The records that follow should be retyped word for word.
+ + + +
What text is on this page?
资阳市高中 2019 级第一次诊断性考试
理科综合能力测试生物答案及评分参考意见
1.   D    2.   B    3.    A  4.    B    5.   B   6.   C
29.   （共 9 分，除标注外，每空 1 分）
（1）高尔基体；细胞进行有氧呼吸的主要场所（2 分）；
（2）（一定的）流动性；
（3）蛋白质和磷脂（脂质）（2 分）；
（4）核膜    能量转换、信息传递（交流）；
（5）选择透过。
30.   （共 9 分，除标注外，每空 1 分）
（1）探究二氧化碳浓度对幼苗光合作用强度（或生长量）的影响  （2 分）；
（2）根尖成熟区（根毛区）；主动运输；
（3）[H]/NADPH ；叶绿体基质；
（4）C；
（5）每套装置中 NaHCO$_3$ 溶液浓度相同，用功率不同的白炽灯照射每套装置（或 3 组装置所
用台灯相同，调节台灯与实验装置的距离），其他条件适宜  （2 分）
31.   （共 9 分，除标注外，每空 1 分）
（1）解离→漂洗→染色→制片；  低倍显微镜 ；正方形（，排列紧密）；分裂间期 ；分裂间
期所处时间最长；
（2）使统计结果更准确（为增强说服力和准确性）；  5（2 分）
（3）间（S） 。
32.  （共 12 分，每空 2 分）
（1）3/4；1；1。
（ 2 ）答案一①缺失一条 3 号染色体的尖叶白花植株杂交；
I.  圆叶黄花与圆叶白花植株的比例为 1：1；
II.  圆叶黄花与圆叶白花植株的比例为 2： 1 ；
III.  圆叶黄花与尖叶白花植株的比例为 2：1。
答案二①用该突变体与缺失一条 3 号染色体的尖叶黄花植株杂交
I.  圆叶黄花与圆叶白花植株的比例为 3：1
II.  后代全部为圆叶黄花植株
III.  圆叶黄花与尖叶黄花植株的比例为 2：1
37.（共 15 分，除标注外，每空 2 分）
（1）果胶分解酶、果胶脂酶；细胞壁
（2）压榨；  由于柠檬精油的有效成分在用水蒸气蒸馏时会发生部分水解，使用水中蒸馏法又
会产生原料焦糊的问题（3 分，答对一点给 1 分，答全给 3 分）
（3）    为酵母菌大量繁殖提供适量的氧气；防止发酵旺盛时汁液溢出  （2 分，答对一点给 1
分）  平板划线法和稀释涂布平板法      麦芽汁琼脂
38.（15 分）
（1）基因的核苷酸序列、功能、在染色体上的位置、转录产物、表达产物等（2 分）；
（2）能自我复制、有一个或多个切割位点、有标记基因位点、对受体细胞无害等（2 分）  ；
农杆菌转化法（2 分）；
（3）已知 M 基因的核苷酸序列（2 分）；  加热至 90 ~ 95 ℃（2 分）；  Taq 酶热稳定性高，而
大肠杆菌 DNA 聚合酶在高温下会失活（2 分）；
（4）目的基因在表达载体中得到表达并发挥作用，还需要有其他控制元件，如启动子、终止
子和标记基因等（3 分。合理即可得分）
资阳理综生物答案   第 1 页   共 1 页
+ + + +
#### WRITTEN RESPONSE:
What text is on this page?
资阳市高中 2019 级第一次诊断性考试
理科综合能力测试生物答案及评分参考意见
1.   D    2.   B    3.    A  4.    B    5.   B   6.   C
29.   （共 9 分，除标注外，每空 1 分）
（1）高尔基体；细胞进行有氧呼吸的主要场所（2 分）；
（2）（一定的）流动性；
（3）蛋白质和磷脂（脂质）（2 分）；
（4）核膜    能量转换、信息传递（交流）；
（5）选择透过。
30.   （共 9 分，除标注外，每空 1 分）
（1）探究二氧化碳浓度对幼苗光合作用强度（或生长量）的影响  （2 分）；
（2）根尖成熟区（根毛区）；主动运输；
（3）[H]/NADPH ；叶绿体基质；
（4）C；
（5）每套装置中 NaHCO$_3$ 溶液浓度相同，用功率不同的白炽灯照射每套装置（或 3 组装置所
用台灯相同，调节台灯与实验装置的距离），其他条件适宜  （2 分）
31.   （共 9 分，除标注外，每空 1 分）
（1）解离→漂洗→染色→制片；  低倍显微镜 ；正方形（，排列紧密）；分裂间期 ；分裂间
期所处时间最长；
（2）使统计结果更准确（为增强说服力和准确性）；  5（2 分）
（3）间（S） 。
32.  （共 12 分，每空 2 分）
（1）3/4；1；1。
（ 2 ）答案一①缺失一条 3 号染色体的尖叶白花植株杂交；
I.  圆叶黄花与圆叶白花植株的比例为 1：1；
II.  圆叶黄花与圆叶白花植株的比例为 2： 1 ；
III.  圆叶黄花与尖叶白花植株的比例为 2：1。
答案二①用该突变体与缺失一条 3 号染色体的尖叶黄花植株杂交
I.  圆叶黄花与圆叶白花植株的比例为 3：1
II.  后代全部为圆叶黄花植株
III.  圆叶黄花与尖叶黄花植株的比例为 2：1
37.（共 15 分，除标注外，每空 2 分）
（1）果胶分解酶、果胶脂酶；细胞壁
（2）压榨；  由于柠檬精油的有效成分在用水蒸气蒸馏时会发生部分水解，使用水中蒸馏法又
会产生原料焦糊的问题（3 分，答对一点给 1 分，答全给 3 分）
（3）    为酵母菌大量繁殖提供适量的氧气；防止发酵旺盛时汁液溢出  （2 分，答对一点给 1
分）  平板划线法和稀释涂布平板法      麦芽汁琼脂
38.（15 分）
（1）基因的核苷酸序列、功能、在染色体上的位置、转录产物、表达产物等（2 分）；
（2）能自我复制、有一个或多个切割位点、有标记基因位点、对受体细胞无害等（2 分）  ；
农杆菌转化法（2 分）；
（3）已知 M 基因的核苷酸序列（2 分）；  加热至 90 ~ 95 ℃（2 分）；  Taq 酶热稳定性高，而
大肠杆菌 DNA 聚合酶在高温下会失活（2 分）；
（4）目的基因在表达载体中得到表达并发挥作用，还需要有其他控制元件，如启动子、终止
子和标记基因等（3 分。合理即可得分）
资阳理综生物答案   第 1 页   共 1 页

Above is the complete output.